What is required |
Please answer these questions using the OpenSSL text:
(a) In what programming language is the core library written?
(b) In what year was the OpenSSL project founded?
(c) Which organization represents the OpenSSL project for support contracts?

Given text |
—————
Implementation of SSL and TLS protocols

OpenSSL is a software library for applications that provide secure communications over computer networks against eavesdropping, and identify the party at the other end. It is widely used by Internet servers, including the majority of HTTPS websites.

OpenSSL contains an open-source implementation of the SSL and TLS protocols. The core library, written in the C programming language, implements basic cryptographic functions and provides various utility functions. Wrappers allowing the use of the OpenSSL library in a variety of computer languages are available.

The OpenSSL Software Foundation (OSF) represents the OpenSSL project in most legal capacities including contributor license agreements, managing donations, and so on. OpenSSL Software Services (OSS) also represents the OpenSSL project for support contracts.

OpenSSL is available for most Unix-like operating systems (including Linux, macOS, and BSD), Microsoft Windows and OpenVMS.

== Project history ==

The OpenSSL project was founded in 1998 to provide a free set of encryption tools for the code used on the Internet. It is based on a fork of SSLeay by Eric Andrew Young and Tim Hudson, which unofficially ended development on December 17, 1998, when Young and Hudson both went to work for RSA Security. The initial founding members were Mark Cox, Ralf Engelschall, Stephen Henson, Ben Laurie, and Paul Sutton.
—————
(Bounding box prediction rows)
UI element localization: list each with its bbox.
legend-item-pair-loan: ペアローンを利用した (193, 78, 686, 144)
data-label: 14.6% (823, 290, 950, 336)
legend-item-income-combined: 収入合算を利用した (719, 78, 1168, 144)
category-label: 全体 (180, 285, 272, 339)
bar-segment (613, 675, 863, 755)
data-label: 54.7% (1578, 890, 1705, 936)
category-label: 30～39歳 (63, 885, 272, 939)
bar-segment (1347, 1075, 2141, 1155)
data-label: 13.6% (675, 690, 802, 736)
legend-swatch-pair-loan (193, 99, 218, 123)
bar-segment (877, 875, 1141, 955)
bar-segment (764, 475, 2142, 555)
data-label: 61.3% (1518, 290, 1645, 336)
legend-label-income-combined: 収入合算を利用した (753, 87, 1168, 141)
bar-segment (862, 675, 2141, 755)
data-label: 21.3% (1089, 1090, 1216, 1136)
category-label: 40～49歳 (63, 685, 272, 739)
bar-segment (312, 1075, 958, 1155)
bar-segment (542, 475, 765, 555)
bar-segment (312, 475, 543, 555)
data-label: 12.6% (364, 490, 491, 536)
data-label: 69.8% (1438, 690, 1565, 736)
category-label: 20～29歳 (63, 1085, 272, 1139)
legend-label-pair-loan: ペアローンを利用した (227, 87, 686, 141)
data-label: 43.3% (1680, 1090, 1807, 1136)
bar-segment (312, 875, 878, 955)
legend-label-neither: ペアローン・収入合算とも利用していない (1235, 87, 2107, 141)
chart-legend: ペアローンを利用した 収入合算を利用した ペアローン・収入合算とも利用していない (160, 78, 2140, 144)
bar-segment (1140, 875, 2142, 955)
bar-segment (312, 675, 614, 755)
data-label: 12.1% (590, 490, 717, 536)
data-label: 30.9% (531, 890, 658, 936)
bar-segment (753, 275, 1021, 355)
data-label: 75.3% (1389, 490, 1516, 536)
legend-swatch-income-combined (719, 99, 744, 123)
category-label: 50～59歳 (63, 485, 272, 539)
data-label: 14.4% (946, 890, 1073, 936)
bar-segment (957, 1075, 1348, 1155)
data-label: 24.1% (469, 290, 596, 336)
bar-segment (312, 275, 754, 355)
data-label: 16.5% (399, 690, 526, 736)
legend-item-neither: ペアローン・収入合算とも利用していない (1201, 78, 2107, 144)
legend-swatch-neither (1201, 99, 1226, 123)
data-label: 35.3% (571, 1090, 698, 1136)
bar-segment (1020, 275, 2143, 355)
—————
Problem solution |
(a) C
(b) 1998
(c) OpenSSL Software Services (OSS)